> What the exercise asks: Your task is to filter the data below down to the lines holding "costly".
————
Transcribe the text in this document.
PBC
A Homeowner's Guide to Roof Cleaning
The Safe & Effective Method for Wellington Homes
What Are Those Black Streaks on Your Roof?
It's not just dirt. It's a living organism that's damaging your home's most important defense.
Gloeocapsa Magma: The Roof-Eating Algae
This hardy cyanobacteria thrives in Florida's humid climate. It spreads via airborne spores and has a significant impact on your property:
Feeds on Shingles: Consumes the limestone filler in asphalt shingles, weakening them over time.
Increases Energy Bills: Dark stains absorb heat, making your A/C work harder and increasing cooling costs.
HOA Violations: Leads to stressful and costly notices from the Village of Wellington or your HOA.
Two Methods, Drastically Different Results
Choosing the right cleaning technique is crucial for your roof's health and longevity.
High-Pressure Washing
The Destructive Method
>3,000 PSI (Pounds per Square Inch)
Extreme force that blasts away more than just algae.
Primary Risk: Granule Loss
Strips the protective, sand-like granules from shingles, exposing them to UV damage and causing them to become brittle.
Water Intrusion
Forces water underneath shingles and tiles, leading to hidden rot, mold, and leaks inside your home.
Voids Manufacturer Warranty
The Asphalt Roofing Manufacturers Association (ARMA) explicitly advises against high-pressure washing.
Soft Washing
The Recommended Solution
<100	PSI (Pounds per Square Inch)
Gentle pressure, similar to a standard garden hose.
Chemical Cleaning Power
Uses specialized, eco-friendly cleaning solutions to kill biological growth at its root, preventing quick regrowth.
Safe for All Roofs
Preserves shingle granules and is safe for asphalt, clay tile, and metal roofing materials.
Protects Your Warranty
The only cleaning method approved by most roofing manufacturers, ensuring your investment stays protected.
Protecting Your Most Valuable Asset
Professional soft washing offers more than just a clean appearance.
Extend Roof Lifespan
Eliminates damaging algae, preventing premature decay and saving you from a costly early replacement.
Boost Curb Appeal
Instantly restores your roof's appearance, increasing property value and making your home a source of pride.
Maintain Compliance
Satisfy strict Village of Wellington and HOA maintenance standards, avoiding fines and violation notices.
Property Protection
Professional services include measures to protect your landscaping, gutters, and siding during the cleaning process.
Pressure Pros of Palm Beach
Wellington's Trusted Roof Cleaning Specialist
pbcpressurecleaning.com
————
> Solution to this task:
HOA Violations: Leads to stressful and costly notices from the Village of Wellington or your HOA.
Eliminates damaging algae, preventing premature decay and saving you from a costly early replacement.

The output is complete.